### SUPPLIED RECORDS
::::

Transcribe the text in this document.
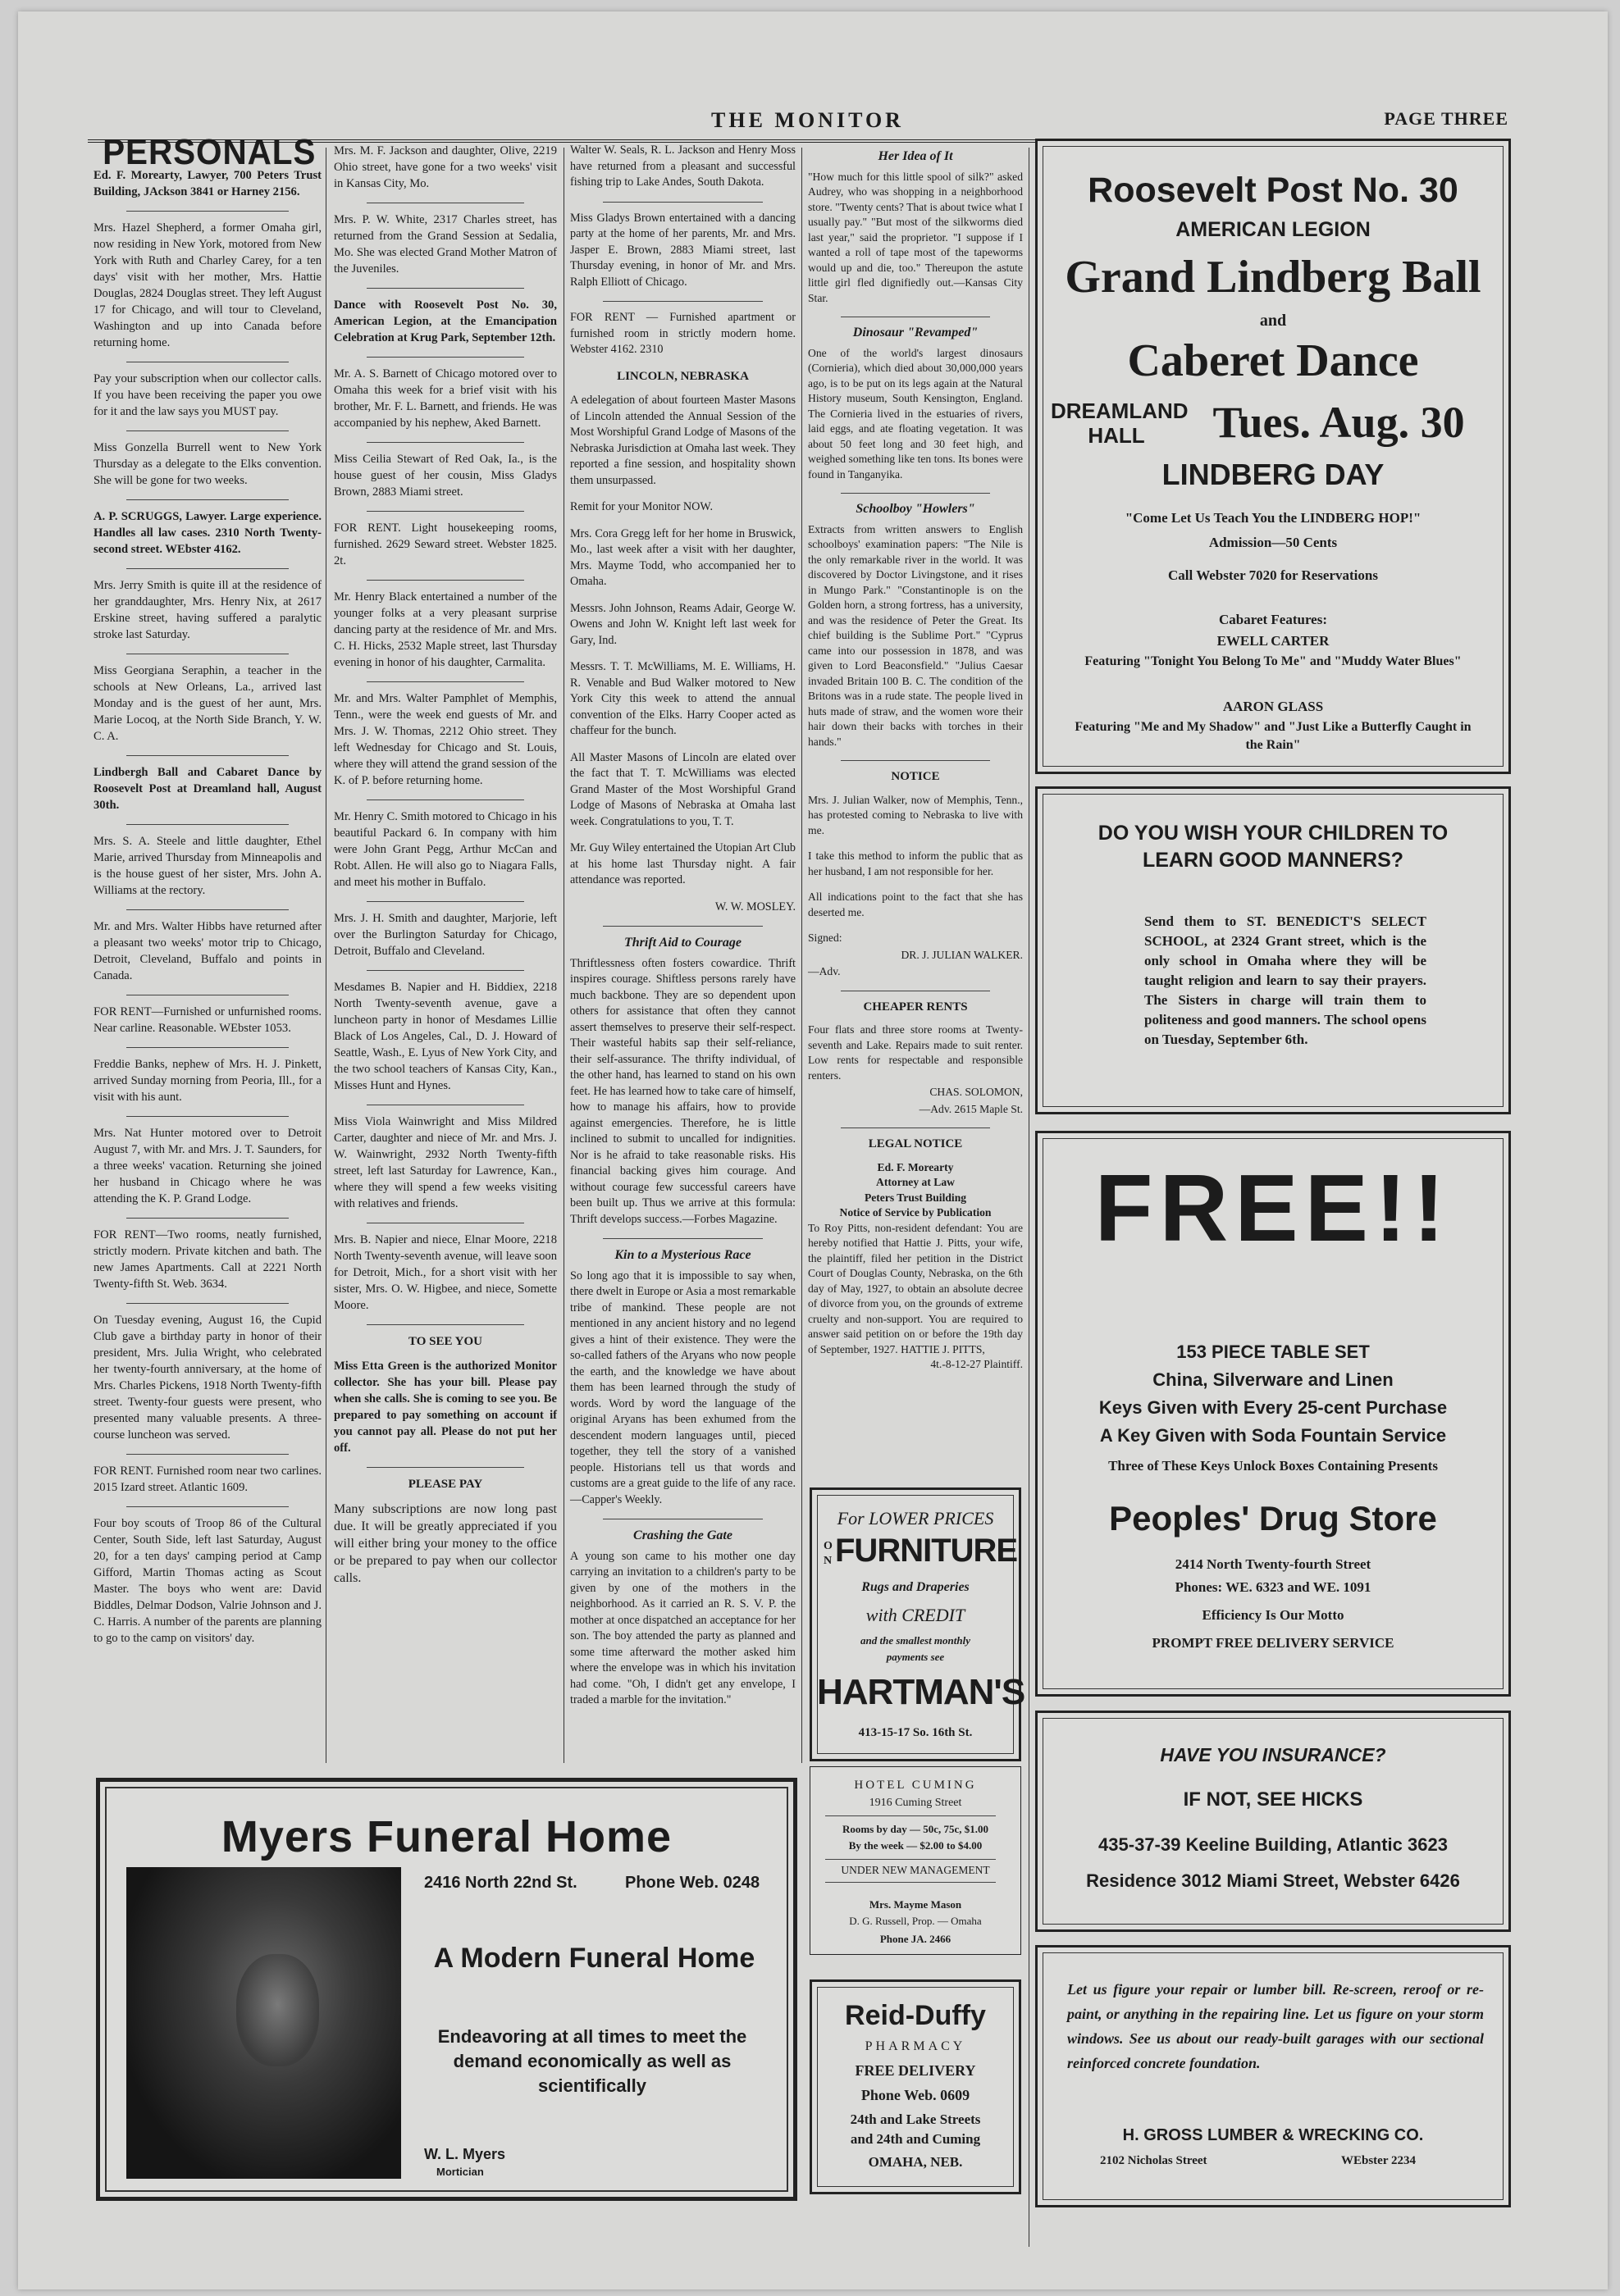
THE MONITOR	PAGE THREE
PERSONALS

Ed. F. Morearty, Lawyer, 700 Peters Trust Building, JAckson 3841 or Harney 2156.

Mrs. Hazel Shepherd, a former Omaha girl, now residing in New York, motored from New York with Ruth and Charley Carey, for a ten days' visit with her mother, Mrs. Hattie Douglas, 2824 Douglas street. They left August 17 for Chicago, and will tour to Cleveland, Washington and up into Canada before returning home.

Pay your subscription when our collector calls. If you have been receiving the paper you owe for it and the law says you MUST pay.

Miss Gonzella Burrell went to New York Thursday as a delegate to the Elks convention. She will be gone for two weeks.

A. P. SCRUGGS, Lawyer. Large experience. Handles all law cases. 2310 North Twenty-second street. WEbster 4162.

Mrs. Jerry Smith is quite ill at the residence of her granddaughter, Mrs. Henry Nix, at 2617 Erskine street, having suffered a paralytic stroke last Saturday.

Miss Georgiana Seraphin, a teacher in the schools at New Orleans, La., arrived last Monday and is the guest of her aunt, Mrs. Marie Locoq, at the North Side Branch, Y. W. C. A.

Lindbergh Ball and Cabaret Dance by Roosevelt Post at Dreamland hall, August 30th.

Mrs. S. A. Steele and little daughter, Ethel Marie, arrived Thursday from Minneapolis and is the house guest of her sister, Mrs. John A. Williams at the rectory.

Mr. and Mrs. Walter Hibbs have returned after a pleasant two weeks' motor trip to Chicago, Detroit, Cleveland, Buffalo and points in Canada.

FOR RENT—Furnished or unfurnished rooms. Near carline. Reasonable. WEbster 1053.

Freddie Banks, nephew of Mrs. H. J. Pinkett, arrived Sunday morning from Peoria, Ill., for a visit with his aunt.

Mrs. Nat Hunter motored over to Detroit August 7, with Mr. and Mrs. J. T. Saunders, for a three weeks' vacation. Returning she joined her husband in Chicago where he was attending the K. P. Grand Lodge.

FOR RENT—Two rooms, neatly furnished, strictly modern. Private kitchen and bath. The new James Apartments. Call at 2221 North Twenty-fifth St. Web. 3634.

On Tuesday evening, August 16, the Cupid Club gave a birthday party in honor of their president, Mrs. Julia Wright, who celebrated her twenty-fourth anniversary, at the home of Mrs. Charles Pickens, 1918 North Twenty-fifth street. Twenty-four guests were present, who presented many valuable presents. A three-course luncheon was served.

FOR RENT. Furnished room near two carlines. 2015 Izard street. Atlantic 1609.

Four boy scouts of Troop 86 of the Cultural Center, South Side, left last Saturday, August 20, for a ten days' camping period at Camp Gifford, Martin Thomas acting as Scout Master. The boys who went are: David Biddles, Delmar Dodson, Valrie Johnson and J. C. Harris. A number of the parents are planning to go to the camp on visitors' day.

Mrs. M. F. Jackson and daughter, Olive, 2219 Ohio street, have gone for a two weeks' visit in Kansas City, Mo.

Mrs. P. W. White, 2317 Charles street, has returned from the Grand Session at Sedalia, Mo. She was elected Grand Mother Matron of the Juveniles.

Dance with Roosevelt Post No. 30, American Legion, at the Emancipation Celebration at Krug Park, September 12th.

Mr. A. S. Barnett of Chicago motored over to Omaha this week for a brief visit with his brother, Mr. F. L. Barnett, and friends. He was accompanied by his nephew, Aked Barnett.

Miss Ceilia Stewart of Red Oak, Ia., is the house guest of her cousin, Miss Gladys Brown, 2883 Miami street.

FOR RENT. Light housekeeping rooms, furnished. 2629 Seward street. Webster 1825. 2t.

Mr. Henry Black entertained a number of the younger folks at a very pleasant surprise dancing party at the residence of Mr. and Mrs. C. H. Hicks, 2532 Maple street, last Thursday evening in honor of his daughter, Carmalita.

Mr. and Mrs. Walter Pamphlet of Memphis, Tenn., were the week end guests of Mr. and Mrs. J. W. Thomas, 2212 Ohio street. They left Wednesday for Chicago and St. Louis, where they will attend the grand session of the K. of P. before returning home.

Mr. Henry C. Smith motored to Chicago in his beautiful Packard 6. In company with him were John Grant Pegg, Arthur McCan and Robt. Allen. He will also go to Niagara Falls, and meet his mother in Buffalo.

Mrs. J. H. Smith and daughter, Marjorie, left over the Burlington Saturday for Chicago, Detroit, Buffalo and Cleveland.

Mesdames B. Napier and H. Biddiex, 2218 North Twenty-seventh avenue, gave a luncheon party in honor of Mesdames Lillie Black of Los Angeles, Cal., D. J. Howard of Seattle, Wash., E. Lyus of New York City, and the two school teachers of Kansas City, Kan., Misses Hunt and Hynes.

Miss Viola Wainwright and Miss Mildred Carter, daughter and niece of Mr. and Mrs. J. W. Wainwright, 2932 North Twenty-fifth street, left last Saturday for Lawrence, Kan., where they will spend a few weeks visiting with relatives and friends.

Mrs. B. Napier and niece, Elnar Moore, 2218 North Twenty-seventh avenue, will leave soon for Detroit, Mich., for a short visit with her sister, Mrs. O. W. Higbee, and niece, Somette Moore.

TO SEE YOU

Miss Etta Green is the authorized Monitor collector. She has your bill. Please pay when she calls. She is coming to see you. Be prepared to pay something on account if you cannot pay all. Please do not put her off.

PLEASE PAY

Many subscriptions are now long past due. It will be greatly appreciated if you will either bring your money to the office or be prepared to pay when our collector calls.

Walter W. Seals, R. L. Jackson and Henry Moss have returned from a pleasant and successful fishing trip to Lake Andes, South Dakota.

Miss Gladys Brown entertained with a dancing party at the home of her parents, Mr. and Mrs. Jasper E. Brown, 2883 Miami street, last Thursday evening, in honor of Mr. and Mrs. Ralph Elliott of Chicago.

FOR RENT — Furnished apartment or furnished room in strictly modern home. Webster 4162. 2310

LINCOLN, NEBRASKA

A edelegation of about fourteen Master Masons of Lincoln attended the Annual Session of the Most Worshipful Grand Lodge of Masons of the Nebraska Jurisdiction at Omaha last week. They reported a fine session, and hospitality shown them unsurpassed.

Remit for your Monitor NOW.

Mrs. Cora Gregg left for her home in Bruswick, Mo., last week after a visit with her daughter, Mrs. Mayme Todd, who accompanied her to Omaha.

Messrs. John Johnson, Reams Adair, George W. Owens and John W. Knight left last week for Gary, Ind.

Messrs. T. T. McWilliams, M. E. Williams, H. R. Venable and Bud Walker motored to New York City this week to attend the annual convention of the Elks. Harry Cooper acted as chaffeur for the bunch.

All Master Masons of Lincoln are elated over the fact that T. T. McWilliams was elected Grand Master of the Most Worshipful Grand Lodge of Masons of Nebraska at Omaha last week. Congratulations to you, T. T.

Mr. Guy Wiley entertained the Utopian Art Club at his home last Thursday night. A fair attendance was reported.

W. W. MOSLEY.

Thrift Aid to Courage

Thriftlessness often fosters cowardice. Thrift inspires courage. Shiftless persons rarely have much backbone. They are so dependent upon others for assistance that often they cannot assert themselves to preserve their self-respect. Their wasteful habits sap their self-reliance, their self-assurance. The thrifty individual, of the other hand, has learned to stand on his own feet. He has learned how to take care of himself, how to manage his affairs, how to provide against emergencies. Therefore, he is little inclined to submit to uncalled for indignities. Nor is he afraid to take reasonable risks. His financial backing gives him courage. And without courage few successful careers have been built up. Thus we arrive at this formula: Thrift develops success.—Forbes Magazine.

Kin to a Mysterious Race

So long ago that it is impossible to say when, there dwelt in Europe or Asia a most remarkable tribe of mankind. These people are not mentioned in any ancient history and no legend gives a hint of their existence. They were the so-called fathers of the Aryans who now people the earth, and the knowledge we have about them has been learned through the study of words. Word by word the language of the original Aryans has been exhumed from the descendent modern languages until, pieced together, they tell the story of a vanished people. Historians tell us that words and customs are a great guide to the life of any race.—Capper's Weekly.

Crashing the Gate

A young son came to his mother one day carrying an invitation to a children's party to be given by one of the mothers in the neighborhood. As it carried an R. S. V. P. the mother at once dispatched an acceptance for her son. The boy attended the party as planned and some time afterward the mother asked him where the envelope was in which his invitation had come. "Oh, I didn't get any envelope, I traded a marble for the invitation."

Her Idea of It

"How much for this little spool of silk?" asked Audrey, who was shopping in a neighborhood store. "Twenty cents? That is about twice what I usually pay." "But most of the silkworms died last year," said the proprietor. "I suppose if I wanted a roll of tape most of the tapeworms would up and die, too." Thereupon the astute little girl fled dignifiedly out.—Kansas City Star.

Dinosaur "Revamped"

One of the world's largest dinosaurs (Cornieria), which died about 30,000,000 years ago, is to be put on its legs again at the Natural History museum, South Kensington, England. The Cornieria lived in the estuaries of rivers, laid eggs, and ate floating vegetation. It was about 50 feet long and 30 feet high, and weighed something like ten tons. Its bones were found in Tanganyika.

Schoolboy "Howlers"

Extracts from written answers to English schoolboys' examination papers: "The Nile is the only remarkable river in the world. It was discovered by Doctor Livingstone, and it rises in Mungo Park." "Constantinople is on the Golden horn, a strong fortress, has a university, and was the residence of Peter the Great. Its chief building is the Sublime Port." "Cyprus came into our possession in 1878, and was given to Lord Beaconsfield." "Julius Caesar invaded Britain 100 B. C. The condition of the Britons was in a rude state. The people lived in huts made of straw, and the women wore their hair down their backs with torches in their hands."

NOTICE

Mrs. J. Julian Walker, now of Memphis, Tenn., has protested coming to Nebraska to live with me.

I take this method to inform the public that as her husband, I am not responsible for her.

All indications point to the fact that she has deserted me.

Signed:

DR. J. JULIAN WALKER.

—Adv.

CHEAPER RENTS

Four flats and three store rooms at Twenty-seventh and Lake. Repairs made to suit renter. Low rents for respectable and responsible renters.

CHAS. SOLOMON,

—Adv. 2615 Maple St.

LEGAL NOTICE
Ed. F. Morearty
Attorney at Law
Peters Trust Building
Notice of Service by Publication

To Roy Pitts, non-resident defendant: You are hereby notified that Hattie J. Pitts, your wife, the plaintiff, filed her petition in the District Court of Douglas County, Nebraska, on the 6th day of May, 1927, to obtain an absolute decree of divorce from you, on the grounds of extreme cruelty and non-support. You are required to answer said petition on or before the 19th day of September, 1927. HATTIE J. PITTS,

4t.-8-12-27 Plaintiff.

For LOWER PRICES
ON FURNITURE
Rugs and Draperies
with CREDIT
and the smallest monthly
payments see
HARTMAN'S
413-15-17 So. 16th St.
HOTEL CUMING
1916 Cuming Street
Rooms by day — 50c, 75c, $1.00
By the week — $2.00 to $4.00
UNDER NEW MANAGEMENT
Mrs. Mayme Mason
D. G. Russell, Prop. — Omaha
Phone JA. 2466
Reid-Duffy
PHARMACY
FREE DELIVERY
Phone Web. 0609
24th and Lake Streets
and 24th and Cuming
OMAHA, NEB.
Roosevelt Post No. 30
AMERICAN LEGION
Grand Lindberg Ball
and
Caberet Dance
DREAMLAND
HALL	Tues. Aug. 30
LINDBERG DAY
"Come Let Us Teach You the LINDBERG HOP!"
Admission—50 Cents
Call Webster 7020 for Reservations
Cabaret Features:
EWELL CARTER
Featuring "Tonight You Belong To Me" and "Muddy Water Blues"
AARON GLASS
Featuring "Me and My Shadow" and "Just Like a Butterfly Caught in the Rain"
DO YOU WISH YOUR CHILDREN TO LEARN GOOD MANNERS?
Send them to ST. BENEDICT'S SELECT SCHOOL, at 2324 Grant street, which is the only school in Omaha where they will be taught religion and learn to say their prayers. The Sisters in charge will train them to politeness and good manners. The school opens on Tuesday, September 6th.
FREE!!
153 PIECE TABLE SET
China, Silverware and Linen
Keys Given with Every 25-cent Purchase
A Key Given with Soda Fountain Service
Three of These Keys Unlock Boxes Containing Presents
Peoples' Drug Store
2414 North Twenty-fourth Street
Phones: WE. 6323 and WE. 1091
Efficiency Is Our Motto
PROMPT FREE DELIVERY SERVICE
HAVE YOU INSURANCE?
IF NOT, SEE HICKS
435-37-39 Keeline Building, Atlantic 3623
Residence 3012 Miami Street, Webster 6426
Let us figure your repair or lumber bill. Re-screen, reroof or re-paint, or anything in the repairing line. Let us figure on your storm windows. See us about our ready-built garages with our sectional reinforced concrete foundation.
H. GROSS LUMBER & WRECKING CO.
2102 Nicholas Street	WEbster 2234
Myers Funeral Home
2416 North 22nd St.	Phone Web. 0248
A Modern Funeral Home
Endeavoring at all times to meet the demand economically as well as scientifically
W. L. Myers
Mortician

::::

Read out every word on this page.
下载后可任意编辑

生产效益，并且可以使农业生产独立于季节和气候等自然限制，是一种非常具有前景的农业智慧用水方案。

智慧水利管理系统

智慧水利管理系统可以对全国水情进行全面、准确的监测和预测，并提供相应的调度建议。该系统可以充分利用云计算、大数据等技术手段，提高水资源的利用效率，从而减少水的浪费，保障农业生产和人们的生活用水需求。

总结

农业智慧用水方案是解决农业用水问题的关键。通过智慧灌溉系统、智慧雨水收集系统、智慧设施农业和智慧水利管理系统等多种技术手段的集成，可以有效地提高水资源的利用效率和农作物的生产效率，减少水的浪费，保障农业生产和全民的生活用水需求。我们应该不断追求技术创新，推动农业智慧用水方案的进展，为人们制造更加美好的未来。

::::

### WORK TO COMPLETE
Return from the data every line that holds "Roosevelt".

### SOLUTION FOR THIS TASK
Lindbergh Ball and Cabaret Dance by Roosevelt Post at Dreamland hall, August 30th.
Dance with Roosevelt Post No. 30, American Legion, at the Emancipation Celebration at Krug Park, September 12th.
Roosevelt Post No. 30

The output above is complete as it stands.